━━ SOURCE RECORDS

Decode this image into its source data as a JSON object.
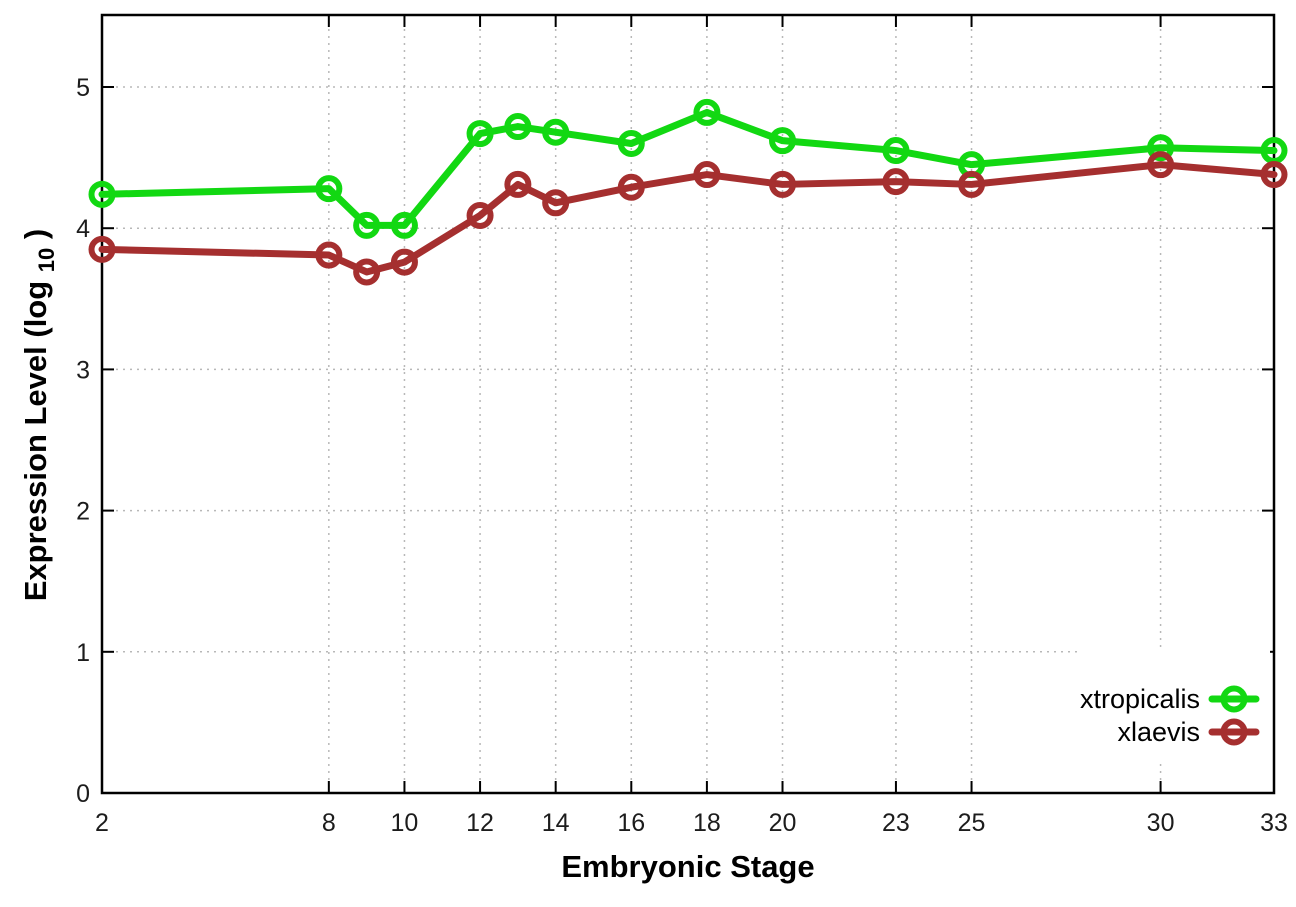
{
  "chart_data": {
    "type": "line",
    "title": "",
    "xlabel": "Embryonic Stage",
    "ylabel_main": "Expression Level (log",
    "ylabel_sub": "10",
    "ylabel_end": ")",
    "x": [
      2,
      8,
      9,
      10,
      12,
      13,
      14,
      16,
      18,
      20,
      23,
      25,
      30,
      33
    ],
    "series": [
      {
        "name": "xtropicalis",
        "color": "#12d812",
        "values": [
          4.24,
          4.28,
          4.02,
          4.02,
          4.67,
          4.72,
          4.68,
          4.6,
          4.82,
          4.62,
          4.55,
          4.45,
          4.57,
          4.55
        ]
      },
      {
        "name": "xlaevis",
        "color": "#a52f2f",
        "values": [
          3.85,
          3.81,
          3.69,
          3.76,
          4.09,
          4.31,
          4.18,
          4.29,
          4.38,
          4.31,
          4.33,
          4.31,
          4.45,
          4.38
        ]
      }
    ],
    "axes": {
      "x": {
        "min": 2,
        "max": 33,
        "ticks": [
          2,
          8,
          10,
          12,
          14,
          16,
          18,
          20,
          23,
          25,
          30,
          33
        ]
      },
      "y": {
        "min": 0,
        "max": 5.51,
        "ticks": [
          0,
          1,
          2,
          3,
          4,
          5
        ]
      }
    },
    "grid": true,
    "legend": {
      "position": "bottom-right",
      "entries": [
        "xtropicalis",
        "xlaevis"
      ]
    },
    "colors": {
      "border": "#000000",
      "gridline": "#b8b8b8",
      "background": "#ffffff"
    }
  }
}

━━━━

Copy the listing over exactly, skipping the pictures it holds.

Decode this image into its source data as a JSON object.
{
  "chart_data": {
    "type": "line",
    "title": "",
    "xlabel": "Embryonic Stage",
    "ylabel_main": "Expression Level (log",
    "ylabel_sub": "10",
    "ylabel_end": ")",
    "x": [
      2,
      8,
      9,
      10,
      12,
      13,
      14,
      16,
      18,
      20,
      23,
      25,
      30,
      33
    ],
    "series": [
      {
        "name": "xtropicalis",
        "color": "#12d812",
        "values": [
          4.24,
          4.28,
          4.02,
          4.02,
          4.67,
          4.72,
          4.68,
          4.6,
          4.82,
          4.62,
          4.55,
          4.45,
          4.57,
          4.55
        ]
      },
      {
        "name": "xlaevis",
        "color": "#a52f2f",
        "values": [
          3.85,
          3.81,
          3.69,
          3.76,
          4.09,
          4.31,
          4.18,
          4.29,
          4.38,
          4.31,
          4.33,
          4.31,
          4.45,
          4.38
        ]
      }
    ],
    "axes": {
      "x": {
        "min": 2,
        "max": 33,
        "ticks": [
          2,
          8,
          10,
          12,
          14,
          16,
          18,
          20,
          23,
          25,
          30,
          33
        ]
      },
      "y": {
        "min": 0,
        "max": 5.51,
        "ticks": [
          0,
          1,
          2,
          3,
          4,
          5
        ]
      }
    },
    "grid": true,
    "legend": {
      "position": "bottom-right",
      "entries": [
        "xtropicalis",
        "xlaevis"
      ]
    },
    "colors": {
      "border": "#000000",
      "gridline": "#b8b8b8",
      "background": "#ffffff"
    }
  }
}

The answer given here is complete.